(Saved entries)
************

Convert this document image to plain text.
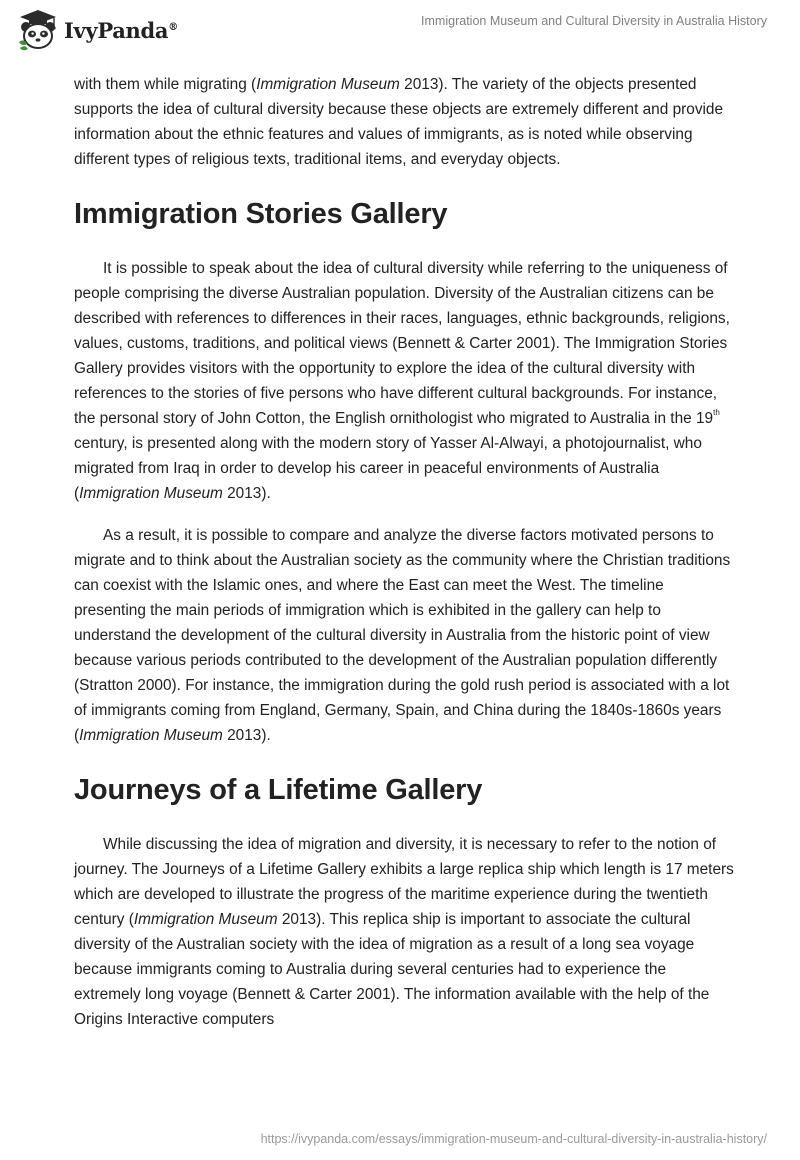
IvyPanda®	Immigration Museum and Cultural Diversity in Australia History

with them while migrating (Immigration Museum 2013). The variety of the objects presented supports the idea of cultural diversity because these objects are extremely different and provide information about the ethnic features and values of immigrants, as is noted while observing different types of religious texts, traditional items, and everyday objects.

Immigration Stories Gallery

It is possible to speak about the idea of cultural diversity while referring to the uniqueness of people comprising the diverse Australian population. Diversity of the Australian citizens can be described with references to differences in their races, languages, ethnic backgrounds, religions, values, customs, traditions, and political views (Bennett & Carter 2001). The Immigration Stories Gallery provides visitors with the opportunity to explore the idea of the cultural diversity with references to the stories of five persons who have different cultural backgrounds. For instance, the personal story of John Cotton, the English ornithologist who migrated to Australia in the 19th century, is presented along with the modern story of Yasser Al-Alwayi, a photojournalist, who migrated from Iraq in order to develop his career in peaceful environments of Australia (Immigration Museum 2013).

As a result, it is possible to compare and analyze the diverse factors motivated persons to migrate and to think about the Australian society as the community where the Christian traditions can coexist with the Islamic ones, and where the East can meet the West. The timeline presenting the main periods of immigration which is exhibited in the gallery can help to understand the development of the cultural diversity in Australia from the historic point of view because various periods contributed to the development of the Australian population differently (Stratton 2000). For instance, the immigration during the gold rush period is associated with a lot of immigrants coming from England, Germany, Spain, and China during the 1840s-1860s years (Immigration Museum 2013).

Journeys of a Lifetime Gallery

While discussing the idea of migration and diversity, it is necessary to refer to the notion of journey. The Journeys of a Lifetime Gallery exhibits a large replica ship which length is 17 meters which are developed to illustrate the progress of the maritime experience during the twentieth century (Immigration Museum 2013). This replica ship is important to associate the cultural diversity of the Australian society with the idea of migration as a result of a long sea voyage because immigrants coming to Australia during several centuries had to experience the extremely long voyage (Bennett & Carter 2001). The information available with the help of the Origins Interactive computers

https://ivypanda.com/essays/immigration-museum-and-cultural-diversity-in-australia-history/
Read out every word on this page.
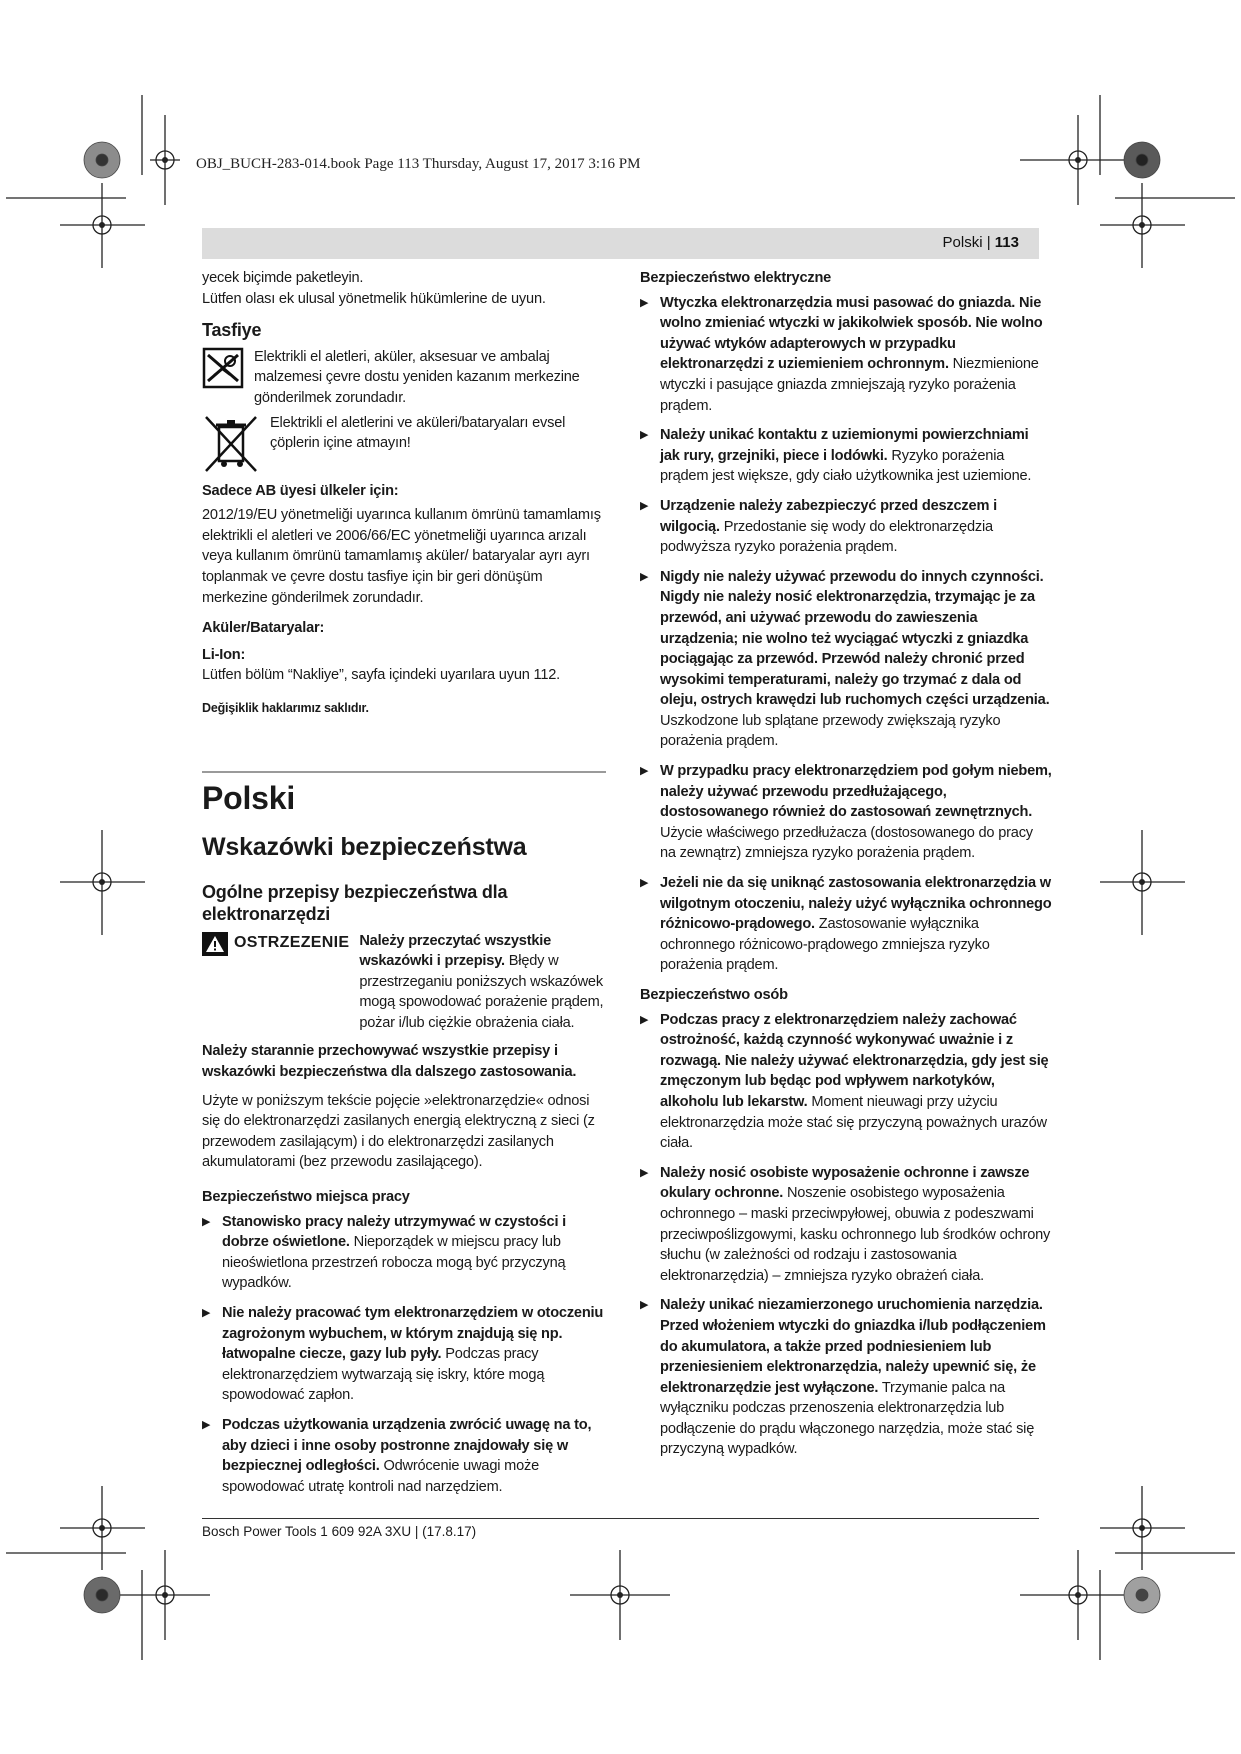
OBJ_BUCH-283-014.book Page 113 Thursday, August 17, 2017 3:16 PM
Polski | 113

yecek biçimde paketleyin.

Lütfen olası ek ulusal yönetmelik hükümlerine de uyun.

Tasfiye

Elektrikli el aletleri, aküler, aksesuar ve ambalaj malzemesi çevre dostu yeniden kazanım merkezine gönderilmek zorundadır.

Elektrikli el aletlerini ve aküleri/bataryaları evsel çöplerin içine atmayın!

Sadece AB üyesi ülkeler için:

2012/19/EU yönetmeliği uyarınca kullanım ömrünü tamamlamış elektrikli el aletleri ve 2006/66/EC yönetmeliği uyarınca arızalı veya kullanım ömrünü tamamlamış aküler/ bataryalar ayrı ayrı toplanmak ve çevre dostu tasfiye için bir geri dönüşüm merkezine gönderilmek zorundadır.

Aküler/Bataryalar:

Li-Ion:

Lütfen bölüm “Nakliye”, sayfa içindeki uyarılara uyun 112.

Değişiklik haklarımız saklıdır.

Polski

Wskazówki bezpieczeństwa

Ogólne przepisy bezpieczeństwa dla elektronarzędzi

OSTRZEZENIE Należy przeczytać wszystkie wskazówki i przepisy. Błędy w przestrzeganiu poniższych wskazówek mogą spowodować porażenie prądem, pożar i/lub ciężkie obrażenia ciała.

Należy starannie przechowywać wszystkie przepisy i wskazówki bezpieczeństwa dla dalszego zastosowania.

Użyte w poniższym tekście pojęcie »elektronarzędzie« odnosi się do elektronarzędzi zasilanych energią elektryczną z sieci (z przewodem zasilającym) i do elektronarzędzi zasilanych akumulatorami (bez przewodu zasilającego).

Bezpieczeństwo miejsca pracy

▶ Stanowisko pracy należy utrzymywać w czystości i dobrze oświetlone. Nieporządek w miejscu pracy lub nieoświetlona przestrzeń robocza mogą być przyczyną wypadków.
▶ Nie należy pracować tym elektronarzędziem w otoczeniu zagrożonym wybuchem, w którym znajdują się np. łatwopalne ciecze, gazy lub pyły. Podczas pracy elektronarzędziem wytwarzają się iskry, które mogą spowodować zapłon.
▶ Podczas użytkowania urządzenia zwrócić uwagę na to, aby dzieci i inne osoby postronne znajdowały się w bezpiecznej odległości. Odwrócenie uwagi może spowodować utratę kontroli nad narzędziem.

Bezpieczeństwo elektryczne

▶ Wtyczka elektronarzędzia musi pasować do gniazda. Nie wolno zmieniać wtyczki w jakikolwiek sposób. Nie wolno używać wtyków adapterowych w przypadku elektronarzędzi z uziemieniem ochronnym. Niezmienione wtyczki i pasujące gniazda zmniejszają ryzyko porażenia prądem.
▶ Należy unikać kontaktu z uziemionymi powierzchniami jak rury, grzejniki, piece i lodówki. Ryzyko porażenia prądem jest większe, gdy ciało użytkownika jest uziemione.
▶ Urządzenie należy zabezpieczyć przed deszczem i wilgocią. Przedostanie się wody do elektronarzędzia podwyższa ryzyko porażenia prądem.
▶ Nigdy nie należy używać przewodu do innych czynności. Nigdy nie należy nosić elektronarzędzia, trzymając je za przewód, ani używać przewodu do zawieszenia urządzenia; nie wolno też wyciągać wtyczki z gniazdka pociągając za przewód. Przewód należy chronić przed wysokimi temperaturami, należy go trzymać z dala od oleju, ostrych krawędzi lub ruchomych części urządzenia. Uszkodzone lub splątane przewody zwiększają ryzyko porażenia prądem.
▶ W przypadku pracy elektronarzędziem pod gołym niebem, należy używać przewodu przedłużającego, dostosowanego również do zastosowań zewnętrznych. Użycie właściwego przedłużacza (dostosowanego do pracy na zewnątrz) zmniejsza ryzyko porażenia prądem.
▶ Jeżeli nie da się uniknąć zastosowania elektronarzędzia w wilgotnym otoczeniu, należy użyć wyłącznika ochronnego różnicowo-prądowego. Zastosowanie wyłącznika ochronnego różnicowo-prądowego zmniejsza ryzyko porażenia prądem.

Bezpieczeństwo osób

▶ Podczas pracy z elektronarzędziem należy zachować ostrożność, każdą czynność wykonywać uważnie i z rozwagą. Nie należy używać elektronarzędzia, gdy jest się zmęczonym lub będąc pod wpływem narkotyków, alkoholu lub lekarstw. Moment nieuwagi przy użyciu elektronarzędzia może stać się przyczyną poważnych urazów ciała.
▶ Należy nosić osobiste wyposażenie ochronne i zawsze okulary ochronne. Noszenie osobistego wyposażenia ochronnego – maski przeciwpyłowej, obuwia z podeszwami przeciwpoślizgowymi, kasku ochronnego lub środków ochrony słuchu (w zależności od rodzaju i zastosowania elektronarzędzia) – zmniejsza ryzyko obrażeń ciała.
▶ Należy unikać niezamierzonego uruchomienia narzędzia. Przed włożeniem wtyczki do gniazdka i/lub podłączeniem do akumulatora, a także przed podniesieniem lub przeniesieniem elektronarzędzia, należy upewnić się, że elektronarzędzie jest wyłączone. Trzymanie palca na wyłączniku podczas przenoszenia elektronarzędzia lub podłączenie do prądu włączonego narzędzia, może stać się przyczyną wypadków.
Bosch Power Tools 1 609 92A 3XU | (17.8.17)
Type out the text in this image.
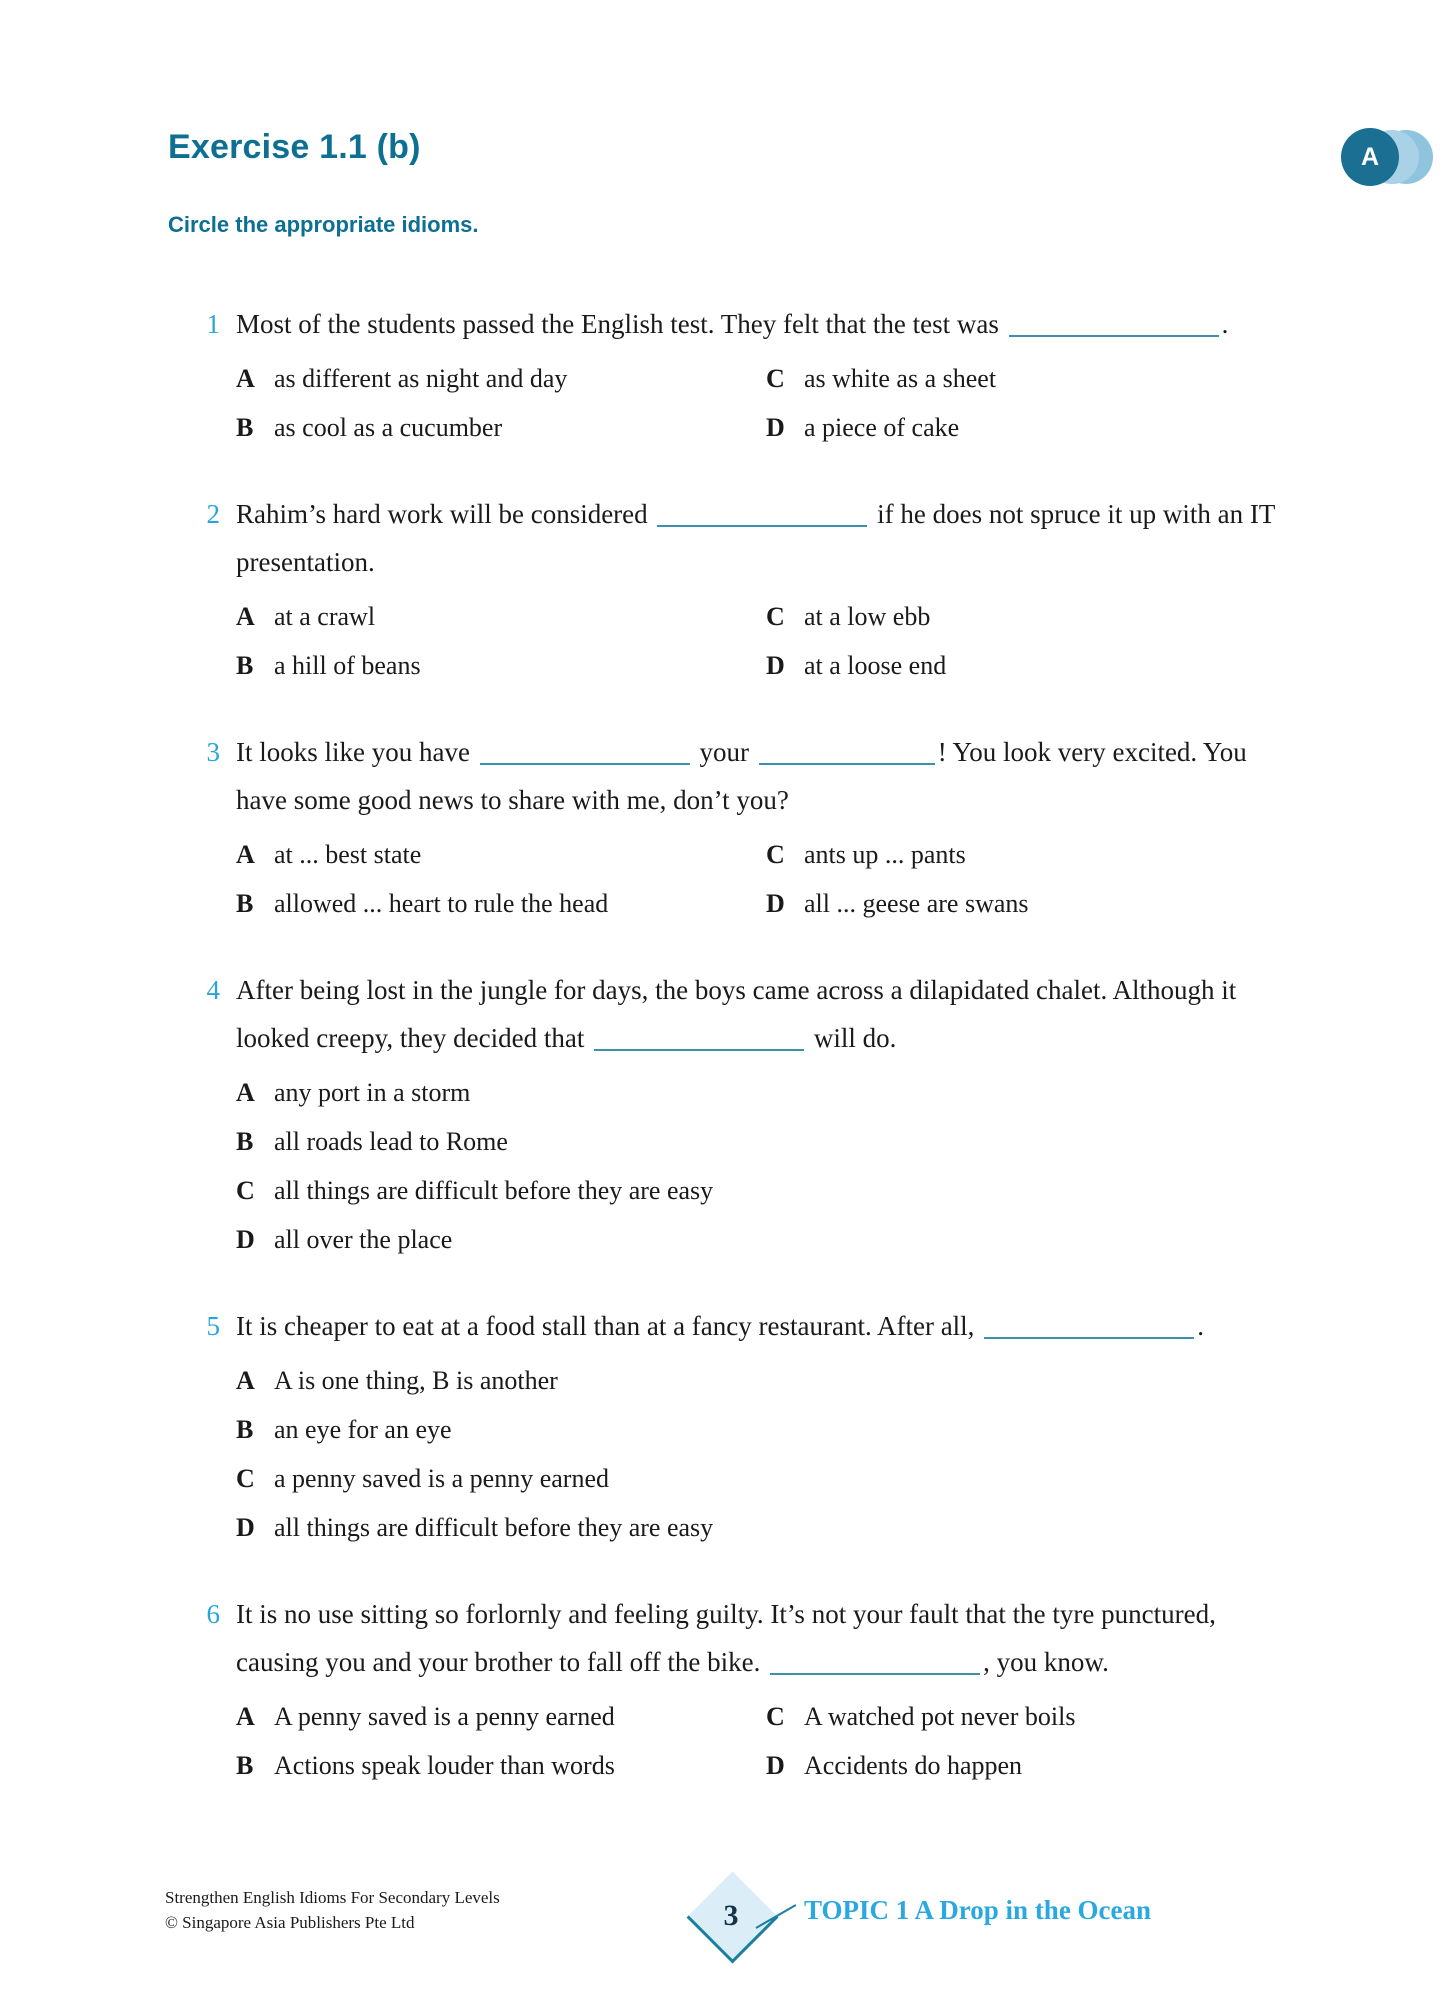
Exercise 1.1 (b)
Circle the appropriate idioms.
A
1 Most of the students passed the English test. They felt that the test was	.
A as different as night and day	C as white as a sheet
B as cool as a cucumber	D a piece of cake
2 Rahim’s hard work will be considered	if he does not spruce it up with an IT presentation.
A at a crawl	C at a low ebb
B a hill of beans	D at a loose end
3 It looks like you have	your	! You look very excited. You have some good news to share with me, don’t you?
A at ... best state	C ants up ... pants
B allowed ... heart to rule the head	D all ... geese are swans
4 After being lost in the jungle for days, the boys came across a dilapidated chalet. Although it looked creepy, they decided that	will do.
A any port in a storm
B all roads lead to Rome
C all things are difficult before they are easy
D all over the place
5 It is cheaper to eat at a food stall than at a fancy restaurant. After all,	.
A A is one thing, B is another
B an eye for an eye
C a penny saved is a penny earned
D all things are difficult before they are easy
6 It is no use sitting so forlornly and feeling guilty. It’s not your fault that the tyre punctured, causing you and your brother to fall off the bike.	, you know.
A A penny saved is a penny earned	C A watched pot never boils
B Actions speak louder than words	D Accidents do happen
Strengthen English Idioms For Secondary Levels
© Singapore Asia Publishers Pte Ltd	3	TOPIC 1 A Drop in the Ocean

************

### Work instructions
The word "will" appears in how many lines of the data? Answer with only the number.

### Solution for this exercise
2